##### GIVEN ENTRIES

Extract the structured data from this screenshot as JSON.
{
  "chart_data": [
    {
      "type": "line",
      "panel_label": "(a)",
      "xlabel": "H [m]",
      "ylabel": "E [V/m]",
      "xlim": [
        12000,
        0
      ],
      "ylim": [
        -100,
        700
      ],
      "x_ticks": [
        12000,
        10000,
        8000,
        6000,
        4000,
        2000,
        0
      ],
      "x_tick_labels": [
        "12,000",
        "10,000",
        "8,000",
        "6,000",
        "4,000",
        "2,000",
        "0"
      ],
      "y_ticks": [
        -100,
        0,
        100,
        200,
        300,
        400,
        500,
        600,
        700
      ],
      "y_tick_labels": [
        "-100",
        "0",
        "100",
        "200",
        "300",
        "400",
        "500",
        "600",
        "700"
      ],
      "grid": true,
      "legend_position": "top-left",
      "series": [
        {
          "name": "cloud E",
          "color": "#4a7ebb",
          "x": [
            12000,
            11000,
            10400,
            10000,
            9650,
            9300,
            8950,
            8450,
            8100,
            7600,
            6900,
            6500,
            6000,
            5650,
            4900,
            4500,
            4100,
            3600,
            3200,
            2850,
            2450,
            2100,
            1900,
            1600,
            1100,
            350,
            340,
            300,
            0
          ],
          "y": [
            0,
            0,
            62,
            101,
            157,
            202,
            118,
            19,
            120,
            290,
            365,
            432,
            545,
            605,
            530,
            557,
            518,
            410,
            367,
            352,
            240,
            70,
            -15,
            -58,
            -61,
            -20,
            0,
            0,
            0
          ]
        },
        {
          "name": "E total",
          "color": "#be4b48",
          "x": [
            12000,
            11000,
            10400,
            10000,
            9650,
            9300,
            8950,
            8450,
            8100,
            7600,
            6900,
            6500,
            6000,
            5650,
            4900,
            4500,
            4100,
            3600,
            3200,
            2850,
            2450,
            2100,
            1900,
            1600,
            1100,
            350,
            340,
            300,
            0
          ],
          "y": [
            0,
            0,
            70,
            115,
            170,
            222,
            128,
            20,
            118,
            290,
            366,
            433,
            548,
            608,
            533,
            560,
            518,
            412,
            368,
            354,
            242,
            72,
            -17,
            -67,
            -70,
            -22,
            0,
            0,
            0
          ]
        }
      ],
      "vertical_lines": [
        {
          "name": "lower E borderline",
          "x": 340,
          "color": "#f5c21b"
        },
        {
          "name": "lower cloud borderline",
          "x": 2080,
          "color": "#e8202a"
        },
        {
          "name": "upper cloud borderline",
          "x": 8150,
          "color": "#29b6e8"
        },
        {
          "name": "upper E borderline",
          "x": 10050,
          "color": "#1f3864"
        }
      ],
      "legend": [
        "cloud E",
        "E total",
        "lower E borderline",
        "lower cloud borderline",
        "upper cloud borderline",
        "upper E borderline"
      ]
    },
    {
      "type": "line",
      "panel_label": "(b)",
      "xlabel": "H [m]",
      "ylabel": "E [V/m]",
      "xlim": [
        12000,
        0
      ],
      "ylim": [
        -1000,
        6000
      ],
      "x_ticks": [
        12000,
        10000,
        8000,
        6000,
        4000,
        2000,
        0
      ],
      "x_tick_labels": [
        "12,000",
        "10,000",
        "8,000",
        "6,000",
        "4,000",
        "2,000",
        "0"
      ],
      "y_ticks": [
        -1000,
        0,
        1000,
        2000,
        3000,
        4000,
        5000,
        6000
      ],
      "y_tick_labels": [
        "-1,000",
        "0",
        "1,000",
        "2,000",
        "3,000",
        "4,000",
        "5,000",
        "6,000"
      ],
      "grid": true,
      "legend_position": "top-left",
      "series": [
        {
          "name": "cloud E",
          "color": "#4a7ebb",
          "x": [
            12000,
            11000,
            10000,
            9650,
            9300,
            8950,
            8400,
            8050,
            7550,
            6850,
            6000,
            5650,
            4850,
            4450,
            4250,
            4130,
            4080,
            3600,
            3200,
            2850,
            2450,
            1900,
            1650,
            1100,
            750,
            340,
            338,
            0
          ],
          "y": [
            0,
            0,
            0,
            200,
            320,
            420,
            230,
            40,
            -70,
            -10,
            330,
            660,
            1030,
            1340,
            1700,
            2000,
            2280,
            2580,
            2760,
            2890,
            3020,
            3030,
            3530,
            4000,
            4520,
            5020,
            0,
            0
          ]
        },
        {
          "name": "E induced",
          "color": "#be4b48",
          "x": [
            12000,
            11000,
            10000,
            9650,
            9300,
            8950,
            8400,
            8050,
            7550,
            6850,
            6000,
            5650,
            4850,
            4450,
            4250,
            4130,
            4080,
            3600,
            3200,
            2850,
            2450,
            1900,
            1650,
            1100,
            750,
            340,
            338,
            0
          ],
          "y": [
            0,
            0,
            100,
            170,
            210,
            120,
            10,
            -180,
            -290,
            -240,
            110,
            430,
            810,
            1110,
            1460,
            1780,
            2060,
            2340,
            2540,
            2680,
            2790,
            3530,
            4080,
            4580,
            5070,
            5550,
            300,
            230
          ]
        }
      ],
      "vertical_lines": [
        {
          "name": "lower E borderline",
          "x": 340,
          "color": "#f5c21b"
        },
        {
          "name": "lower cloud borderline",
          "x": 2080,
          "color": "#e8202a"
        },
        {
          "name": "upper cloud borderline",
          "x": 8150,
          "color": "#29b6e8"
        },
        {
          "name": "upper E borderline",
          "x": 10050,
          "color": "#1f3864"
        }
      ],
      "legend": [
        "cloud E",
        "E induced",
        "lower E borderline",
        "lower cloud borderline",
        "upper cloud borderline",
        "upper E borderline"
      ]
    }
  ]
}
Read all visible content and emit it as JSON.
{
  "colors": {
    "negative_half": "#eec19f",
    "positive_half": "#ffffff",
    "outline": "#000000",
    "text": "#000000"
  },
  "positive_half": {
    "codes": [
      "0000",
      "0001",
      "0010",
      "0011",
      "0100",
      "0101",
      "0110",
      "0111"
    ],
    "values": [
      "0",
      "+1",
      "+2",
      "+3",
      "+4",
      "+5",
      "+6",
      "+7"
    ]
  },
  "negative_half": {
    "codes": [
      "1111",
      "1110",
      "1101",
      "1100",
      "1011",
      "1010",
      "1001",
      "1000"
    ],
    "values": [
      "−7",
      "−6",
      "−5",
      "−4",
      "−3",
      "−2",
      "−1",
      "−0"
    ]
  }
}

##########

**STATED TASK**
Output exactly the lines from the one containing "Read all visible content and emit it as JSON." through the last line of the entries, both ends included.

**FULL SOLUTION**
Read all visible content and emit it as JSON.
{
  "colors": {
    "negative_half": "#eec19f",
    "positive_half": "#ffffff",
    "outline": "#000000",
    "text": "#000000"
  },
  "positive_half": {
    "codes": [
      "0000",
      "0001",
      "0010",
      "0011",
      "0100",
      "0101",
      "0110",
      "0111"
    ],
    "values": [
      "0",
      "+1",
      "+2",
      "+3",
      "+4",
      "+5",
      "+6",
      "+7"
    ]
  },
  "negative_half": {
    "codes": [
      "1111",
      "1110",
      "1101",
      "1100",
      "1011",
      "1010",
      "1001",
      "1000"
    ],
    "values": [
      "−7",
      "−6",
      "−5",
      "−4",
      "−3",
      "−2",
      "−1",
      "−0"
    ]
  }
}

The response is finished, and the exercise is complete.